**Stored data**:
──────────
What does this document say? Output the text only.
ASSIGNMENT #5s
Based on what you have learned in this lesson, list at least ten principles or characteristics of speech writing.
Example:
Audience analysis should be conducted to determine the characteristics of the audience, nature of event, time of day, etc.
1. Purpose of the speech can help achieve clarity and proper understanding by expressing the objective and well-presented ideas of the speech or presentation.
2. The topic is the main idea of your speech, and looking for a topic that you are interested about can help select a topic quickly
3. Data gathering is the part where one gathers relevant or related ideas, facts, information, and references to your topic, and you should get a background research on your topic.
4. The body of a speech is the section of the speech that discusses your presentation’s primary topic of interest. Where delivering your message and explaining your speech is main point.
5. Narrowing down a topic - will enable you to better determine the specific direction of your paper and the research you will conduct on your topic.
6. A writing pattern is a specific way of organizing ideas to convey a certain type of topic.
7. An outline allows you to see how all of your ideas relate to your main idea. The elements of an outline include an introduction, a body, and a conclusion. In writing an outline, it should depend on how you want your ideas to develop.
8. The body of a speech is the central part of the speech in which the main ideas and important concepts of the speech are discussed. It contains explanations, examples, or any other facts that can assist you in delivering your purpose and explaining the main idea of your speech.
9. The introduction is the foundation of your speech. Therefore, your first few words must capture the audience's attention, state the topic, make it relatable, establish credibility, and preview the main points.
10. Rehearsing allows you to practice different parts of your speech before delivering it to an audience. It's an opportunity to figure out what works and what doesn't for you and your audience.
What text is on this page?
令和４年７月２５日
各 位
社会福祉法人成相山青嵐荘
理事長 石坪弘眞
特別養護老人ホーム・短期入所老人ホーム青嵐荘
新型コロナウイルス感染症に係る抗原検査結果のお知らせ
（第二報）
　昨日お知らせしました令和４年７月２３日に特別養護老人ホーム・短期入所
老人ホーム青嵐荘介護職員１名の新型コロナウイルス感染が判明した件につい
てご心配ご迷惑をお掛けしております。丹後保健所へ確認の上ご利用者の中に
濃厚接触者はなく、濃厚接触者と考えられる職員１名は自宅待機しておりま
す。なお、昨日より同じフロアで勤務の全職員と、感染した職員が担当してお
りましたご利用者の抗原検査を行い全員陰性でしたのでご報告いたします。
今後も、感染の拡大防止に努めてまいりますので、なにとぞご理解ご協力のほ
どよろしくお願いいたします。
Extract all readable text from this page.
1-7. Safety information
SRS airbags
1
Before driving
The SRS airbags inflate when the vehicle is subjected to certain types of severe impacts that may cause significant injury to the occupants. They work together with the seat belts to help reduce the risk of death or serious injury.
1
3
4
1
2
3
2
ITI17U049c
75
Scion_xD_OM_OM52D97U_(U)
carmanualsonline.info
──────────
**TASK OBJECTIVE**: Output only the lines running from the line with "What text is on this page?" through the final line of the data, inclusive.

**THE SOLUTION**:
What text is on this page?
令和４年７月２５日
各 位
社会福祉法人成相山青嵐荘
理事長 石坪弘眞
特別養護老人ホーム・短期入所老人ホーム青嵐荘
新型コロナウイルス感染症に係る抗原検査結果のお知らせ
（第二報）
　昨日お知らせしました令和４年７月２３日に特別養護老人ホーム・短期入所
老人ホーム青嵐荘介護職員１名の新型コロナウイルス感染が判明した件につい
てご心配ご迷惑をお掛けしております。丹後保健所へ確認の上ご利用者の中に
濃厚接触者はなく、濃厚接触者と考えられる職員１名は自宅待機しておりま
す。なお、昨日より同じフロアで勤務の全職員と、感染した職員が担当してお
りましたご利用者の抗原検査を行い全員陰性でしたのでご報告いたします。
今後も、感染の拡大防止に努めてまいりますので、なにとぞご理解ご協力のほ
どよろしくお願いいたします。
Extract all readable text from this page.
1-7. Safety information
SRS airbags
1
Before driving
The SRS airbags inflate when the vehicle is subjected to certain types of severe impacts that may cause significant injury to the occupants. They work together with the seat belts to help reduce the risk of death or serious injury.
1
3
4
1
2
3
2
ITI17U049c
75
Scion_xD_OM_OM52D97U_(U)
carmanualsonline.info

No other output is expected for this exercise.